Which lines in the items contain the string "undo"? Pull each one out.

---

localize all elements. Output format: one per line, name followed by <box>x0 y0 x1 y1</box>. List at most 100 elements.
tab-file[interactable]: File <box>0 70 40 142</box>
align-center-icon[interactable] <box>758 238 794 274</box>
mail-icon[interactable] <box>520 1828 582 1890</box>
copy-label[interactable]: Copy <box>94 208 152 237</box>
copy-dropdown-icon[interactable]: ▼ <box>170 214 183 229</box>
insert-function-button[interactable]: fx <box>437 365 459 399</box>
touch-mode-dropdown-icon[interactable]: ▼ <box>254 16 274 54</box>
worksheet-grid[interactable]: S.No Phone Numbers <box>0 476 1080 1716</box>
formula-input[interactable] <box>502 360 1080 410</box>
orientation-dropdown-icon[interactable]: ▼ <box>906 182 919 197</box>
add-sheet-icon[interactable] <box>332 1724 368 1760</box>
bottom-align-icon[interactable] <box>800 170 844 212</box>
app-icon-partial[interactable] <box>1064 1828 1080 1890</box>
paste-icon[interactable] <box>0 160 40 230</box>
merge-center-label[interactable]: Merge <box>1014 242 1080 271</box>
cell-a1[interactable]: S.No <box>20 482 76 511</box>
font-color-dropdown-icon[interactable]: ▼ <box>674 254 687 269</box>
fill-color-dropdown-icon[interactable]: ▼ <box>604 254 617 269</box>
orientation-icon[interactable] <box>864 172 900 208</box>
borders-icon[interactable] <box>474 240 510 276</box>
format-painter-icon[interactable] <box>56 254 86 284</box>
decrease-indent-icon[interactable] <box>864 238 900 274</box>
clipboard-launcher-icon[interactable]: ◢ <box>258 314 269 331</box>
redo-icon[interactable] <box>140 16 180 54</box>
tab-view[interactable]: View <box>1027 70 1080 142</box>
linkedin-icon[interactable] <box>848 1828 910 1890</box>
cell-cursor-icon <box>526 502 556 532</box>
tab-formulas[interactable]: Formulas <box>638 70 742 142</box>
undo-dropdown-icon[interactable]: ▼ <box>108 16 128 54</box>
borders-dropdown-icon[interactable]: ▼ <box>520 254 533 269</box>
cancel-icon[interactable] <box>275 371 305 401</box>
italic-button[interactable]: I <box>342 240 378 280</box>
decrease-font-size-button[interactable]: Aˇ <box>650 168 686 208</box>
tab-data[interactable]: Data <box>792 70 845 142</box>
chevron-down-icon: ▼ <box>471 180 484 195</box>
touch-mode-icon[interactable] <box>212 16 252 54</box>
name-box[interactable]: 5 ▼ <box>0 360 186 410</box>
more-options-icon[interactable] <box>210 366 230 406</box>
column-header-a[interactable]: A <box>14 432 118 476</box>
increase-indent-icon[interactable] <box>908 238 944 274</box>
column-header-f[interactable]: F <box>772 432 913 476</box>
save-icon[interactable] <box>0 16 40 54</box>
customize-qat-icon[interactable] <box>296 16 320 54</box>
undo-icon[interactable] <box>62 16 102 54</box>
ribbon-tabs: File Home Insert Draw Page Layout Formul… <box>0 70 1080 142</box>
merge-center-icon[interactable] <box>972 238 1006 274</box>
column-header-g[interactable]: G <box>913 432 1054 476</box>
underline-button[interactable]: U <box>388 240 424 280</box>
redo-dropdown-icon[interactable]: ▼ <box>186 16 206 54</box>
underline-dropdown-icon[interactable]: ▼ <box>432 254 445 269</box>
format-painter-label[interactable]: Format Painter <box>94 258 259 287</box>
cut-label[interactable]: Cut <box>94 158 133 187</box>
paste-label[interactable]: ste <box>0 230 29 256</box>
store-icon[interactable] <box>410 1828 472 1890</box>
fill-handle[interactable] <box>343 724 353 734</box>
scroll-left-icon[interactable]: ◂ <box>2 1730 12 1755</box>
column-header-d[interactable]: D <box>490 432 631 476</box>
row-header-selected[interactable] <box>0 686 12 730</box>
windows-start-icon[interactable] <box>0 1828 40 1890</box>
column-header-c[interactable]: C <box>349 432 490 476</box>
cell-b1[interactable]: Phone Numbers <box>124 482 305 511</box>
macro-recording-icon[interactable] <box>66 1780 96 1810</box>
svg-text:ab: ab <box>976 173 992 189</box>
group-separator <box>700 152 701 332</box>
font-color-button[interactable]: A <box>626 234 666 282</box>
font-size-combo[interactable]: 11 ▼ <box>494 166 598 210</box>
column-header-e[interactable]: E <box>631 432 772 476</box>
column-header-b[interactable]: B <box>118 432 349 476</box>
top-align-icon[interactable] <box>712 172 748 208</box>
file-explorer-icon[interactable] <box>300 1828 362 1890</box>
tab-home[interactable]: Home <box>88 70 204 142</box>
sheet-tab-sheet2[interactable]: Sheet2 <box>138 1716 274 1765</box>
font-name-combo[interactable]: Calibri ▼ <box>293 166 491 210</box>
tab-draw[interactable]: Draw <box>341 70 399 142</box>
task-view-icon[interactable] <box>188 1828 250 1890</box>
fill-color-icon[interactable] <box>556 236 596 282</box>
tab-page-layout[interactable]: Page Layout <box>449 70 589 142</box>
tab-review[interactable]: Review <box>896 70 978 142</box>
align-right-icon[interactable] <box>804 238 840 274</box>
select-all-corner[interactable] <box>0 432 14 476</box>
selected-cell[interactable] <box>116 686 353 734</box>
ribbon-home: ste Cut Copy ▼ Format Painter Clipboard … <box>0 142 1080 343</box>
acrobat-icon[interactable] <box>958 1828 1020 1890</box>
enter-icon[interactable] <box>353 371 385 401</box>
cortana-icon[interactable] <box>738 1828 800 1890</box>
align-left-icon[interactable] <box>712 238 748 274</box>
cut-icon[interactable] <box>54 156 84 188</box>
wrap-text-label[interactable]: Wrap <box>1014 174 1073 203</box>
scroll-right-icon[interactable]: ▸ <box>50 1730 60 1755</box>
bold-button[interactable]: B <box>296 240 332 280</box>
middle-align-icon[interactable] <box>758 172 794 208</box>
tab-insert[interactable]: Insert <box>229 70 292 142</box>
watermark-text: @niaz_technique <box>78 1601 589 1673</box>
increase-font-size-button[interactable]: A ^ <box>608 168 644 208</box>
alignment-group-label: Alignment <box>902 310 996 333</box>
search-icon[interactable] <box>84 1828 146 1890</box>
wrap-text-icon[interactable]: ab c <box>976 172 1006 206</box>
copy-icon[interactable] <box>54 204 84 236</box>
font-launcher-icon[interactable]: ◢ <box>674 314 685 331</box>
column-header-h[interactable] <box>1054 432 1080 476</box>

---

• Response below:
undo-dropdown-icon[interactable]: ▼ <box>108 16 128 54</box>
undo-icon[interactable] <box>62 16 102 54</box>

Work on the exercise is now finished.